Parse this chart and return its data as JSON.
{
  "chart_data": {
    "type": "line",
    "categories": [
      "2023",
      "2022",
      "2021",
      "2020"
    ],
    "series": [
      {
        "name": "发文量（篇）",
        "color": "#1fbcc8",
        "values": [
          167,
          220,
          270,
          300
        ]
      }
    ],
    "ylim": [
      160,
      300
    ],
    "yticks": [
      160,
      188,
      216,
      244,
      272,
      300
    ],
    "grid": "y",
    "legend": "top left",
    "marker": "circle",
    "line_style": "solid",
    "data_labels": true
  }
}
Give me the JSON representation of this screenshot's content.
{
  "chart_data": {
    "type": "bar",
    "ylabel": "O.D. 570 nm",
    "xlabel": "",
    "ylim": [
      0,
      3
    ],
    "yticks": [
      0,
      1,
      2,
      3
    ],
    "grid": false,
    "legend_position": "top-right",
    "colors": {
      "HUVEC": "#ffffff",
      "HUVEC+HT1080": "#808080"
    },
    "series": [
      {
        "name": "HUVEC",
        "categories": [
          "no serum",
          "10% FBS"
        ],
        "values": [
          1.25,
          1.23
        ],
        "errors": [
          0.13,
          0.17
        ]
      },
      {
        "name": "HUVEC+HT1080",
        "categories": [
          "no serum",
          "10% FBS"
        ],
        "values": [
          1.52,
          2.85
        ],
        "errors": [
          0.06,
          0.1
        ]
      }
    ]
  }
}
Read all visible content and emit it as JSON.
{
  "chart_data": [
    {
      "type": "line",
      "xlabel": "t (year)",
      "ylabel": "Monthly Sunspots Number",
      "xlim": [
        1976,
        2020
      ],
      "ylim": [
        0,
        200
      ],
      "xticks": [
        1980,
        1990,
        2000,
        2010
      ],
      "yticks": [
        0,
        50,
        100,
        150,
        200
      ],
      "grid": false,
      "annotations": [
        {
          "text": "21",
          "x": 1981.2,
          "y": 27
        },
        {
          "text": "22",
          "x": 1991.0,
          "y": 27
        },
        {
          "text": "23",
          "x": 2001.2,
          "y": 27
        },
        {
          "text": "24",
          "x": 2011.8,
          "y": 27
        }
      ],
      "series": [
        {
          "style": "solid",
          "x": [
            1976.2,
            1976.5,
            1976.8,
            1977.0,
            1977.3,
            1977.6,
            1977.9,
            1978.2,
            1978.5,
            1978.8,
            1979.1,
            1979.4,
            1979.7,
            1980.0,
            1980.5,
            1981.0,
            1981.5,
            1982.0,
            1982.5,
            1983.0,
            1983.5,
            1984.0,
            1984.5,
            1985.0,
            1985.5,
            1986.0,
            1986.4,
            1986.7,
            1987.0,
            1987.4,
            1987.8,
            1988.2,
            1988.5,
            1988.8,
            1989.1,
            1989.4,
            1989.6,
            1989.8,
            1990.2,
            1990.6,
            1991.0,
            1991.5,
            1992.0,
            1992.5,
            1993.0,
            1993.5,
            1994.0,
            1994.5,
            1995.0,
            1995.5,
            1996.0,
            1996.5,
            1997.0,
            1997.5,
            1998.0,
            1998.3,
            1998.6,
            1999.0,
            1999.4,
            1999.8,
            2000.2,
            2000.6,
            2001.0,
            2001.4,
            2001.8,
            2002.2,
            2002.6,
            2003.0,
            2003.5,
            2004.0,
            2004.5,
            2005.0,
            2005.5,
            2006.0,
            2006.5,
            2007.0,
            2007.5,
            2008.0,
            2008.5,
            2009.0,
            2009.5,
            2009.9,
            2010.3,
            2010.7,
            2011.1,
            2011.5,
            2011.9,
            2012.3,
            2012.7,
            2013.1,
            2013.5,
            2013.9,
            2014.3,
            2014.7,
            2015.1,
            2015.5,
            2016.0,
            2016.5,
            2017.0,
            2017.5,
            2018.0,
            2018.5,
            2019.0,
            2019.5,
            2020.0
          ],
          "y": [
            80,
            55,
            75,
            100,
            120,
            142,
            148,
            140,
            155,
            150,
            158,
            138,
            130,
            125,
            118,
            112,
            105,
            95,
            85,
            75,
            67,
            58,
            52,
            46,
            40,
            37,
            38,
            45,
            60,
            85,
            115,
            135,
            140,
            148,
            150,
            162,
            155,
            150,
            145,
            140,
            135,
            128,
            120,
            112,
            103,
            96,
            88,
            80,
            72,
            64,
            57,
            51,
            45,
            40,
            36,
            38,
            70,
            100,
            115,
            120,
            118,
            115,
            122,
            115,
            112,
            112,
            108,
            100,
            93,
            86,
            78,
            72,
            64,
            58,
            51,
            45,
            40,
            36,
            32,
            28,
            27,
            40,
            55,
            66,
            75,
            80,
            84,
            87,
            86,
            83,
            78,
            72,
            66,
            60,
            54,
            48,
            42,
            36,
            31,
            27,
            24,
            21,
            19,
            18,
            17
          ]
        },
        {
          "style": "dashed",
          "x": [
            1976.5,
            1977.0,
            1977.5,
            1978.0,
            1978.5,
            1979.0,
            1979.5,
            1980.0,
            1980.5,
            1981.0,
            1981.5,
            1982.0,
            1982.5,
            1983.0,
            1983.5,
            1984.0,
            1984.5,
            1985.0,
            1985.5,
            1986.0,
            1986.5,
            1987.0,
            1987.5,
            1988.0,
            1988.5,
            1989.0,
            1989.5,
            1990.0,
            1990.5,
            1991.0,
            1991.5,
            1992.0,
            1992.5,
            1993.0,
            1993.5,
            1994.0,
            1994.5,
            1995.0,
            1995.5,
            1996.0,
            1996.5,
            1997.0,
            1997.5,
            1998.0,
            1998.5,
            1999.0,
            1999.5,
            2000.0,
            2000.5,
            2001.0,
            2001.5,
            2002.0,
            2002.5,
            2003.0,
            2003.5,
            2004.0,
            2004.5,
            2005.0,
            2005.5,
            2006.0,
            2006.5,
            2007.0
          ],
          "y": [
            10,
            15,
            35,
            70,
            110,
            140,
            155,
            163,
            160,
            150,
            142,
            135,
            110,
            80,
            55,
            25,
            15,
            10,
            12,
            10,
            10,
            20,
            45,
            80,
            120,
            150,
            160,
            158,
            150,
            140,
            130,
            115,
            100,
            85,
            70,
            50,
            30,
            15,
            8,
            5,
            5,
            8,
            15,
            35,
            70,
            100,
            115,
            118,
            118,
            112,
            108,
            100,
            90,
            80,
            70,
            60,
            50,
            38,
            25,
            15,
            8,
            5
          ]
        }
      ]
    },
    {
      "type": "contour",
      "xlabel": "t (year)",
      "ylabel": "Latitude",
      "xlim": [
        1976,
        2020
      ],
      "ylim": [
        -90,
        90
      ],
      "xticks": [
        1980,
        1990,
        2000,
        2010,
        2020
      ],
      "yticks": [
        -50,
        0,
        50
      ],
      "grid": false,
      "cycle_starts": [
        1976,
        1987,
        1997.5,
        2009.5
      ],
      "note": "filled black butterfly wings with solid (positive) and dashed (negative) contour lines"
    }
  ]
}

==============================

__Task to carry out__
Write the entries again, exactly as they stand.

__Complete answer__
Parse this chart and return its data as JSON.
{
  "chart_data": {
    "type": "line",
    "categories": [
      "2023",
      "2022",
      "2021",
      "2020"
    ],
    "series": [
      {
        "name": "发文量（篇）",
        "color": "#1fbcc8",
        "values": [
          167,
          220,
          270,
          300
        ]
      }
    ],
    "ylim": [
      160,
      300
    ],
    "yticks": [
      160,
      188,
      216,
      244,
      272,
      300
    ],
    "grid": "y",
    "legend": "top left",
    "marker": "circle",
    "line_style": "solid",
    "data_labels": true
  }
}
Give me the JSON representation of this screenshot's content.
{
  "chart_data": {
    "type": "bar",
    "ylabel": "O.D. 570 nm",
    "xlabel": "",
    "ylim": [
      0,
      3
    ],
    "yticks": [
      0,
      1,
      2,
      3
    ],
    "grid": false,
    "legend_position": "top-right",
    "colors": {
      "HUVEC": "#ffffff",
      "HUVEC+HT1080": "#808080"
    },
    "series": [
      {
        "name": "HUVEC",
        "categories": [
          "no serum",
          "10% FBS"
        ],
        "values": [
          1.25,
          1.23
        ],
        "errors": [
          0.13,
          0.17
        ]
      },
      {
        "name": "HUVEC+HT1080",
        "categories": [
          "no serum",
          "10% FBS"
        ],
        "values": [
          1.52,
          2.85
        ],
        "errors": [
          0.06,
          0.1
        ]
      }
    ]
  }
}
Read all visible content and emit it as JSON.
{
  "chart_data": [
    {
      "type": "line",
      "xlabel": "t (year)",
      "ylabel": "Monthly Sunspots Number",
      "xlim": [
        1976,
        2020
      ],
      "ylim": [
        0,
        200
      ],
      "xticks": [
        1980,
        1990,
        2000,
        2010
      ],
      "yticks": [
        0,
        50,
        100,
        150,
        200
      ],
      "grid": false,
      "annotations": [
        {
          "text": "21",
          "x": 1981.2,
          "y": 27
        },
        {
          "text": "22",
          "x": 1991.0,
          "y": 27
        },
        {
          "text": "23",
          "x": 2001.2,
          "y": 27
        },
        {
          "text": "24",
          "x": 2011.8,
          "y": 27
        }
      ],
      "series": [
        {
          "style": "solid",
          "x": [
            1976.2,
            1976.5,
            1976.8,
            1977.0,
            1977.3,
            1977.6,
            1977.9,
            1978.2,
            1978.5,
            1978.8,
            1979.1,
            1979.4,
            1979.7,
            1980.0,
            1980.5,
            1981.0,
            1981.5,
            1982.0,
            1982.5,
            1983.0,
            1983.5,
            1984.0,
            1984.5,
            1985.0,
            1985.5,
            1986.0,
            1986.4,
            1986.7,
            1987.0,
            1987.4,
            1987.8,
            1988.2,
            1988.5,
            1988.8,
            1989.1,
            1989.4,
            1989.6,
            1989.8,
            1990.2,
            1990.6,
            1991.0,
            1991.5,
            1992.0,
            1992.5,
            1993.0,
            1993.5,
            1994.0,
            1994.5,
            1995.0,
            1995.5,
            1996.0,
            1996.5,
            1997.0,
            1997.5,
            1998.0,
            1998.3,
            1998.6,
            1999.0,
            1999.4,
            1999.8,
            2000.2,
            2000.6,
            2001.0,
            2001.4,
            2001.8,
            2002.2,
            2002.6,
            2003.0,
            2003.5,
            2004.0,
            2004.5,
            2005.0,
            2005.5,
            2006.0,
            2006.5,
            2007.0,
            2007.5,
            2008.0,
            2008.5,
            2009.0,
            2009.5,
            2009.9,
            2010.3,
            2010.7,
            2011.1,
            2011.5,
            2011.9,
            2012.3,
            2012.7,
            2013.1,
            2013.5,
            2013.9,
            2014.3,
            2014.7,
            2015.1,
            2015.5,
            2016.0,
            2016.5,
            2017.0,
            2017.5,
            2018.0,
            2018.5,
            2019.0,
            2019.5,
            2020.0
          ],
          "y": [
            80,
            55,
            75,
            100,
            120,
            142,
            148,
            140,
            155,
            150,
            158,
            138,
            130,
            125,
            118,
            112,
            105,
            95,
            85,
            75,
            67,
            58,
            52,
            46,
            40,
            37,
            38,
            45,
            60,
            85,
            115,
            135,
            140,
            148,
            150,
            162,
            155,
            150,
            145,
            140,
            135,
            128,
            120,
            112,
            103,
            96,
            88,
            80,
            72,
            64,
            57,
            51,
            45,
            40,
            36,
            38,
            70,
            100,
            115,
            120,
            118,
            115,
            122,
            115,
            112,
            112,
            108,
            100,
            93,
            86,
            78,
            72,
            64,
            58,
            51,
            45,
            40,
            36,
            32,
            28,
            27,
            40,
            55,
            66,
            75,
            80,
            84,
            87,
            86,
            83,
            78,
            72,
            66,
            60,
            54,
            48,
            42,
            36,
            31,
            27,
            24,
            21,
            19,
            18,
            17
          ]
        },
        {
          "style": "dashed",
          "x": [
            1976.5,
            1977.0,
            1977.5,
            1978.0,
            1978.5,
            1979.0,
            1979.5,
            1980.0,
            1980.5,
            1981.0,
            1981.5,
            1982.0,
            1982.5,
            1983.0,
            1983.5,
            1984.0,
            1984.5,
            1985.0,
            1985.5,
            1986.0,
            1986.5,
            1987.0,
            1987.5,
            1988.0,
            1988.5,
            1989.0,
            1989.5,
            1990.0,
            1990.5,
            1991.0,
            1991.5,
            1992.0,
            1992.5,
            1993.0,
            1993.5,
            1994.0,
            1994.5,
            1995.0,
            1995.5,
            1996.0,
            1996.5,
            1997.0,
            1997.5,
            1998.0,
            1998.5,
            1999.0,
            1999.5,
            2000.0,
            2000.5,
            2001.0,
            2001.5,
            2002.0,
            2002.5,
            2003.0,
            2003.5,
            2004.0,
            2004.5,
            2005.0,
            2005.5,
            2006.0,
            2006.5,
            2007.0
          ],
          "y": [
            10,
            15,
            35,
            70,
            110,
            140,
            155,
            163,
            160,
            150,
            142,
            135,
            110,
            80,
            55,
            25,
            15,
            10,
            12,
            10,
            10,
            20,
            45,
            80,
            120,
            150,
            160,
            158,
            150,
            140,
            130,
            115,
            100,
            85,
            70,
            50,
            30,
            15,
            8,
            5,
            5,
            8,
            15,
            35,
            70,
            100,
            115,
            118,
            118,
            112,
            108,
            100,
            90,
            80,
            70,
            60,
            50,
            38,
            25,
            15,
            8,
            5
          ]
        }
      ]
    },
    {
      "type": "contour",
      "xlabel": "t (year)",
      "ylabel": "Latitude",
      "xlim": [
        1976,
        2020
      ],
      "ylim": [
        -90,
        90
      ],
      "xticks": [
        1980,
        1990,
        2000,
        2010,
        2020
      ],
      "yticks": [
        -50,
        0,
        50
      ],
      "grid": false,
      "cycle_starts": [
        1976,
        1987,
        1997.5,
        2009.5
      ],
      "note": "filled black butterfly wings with solid (positive) and dashed (negative) contour lines"
    }
  ]
}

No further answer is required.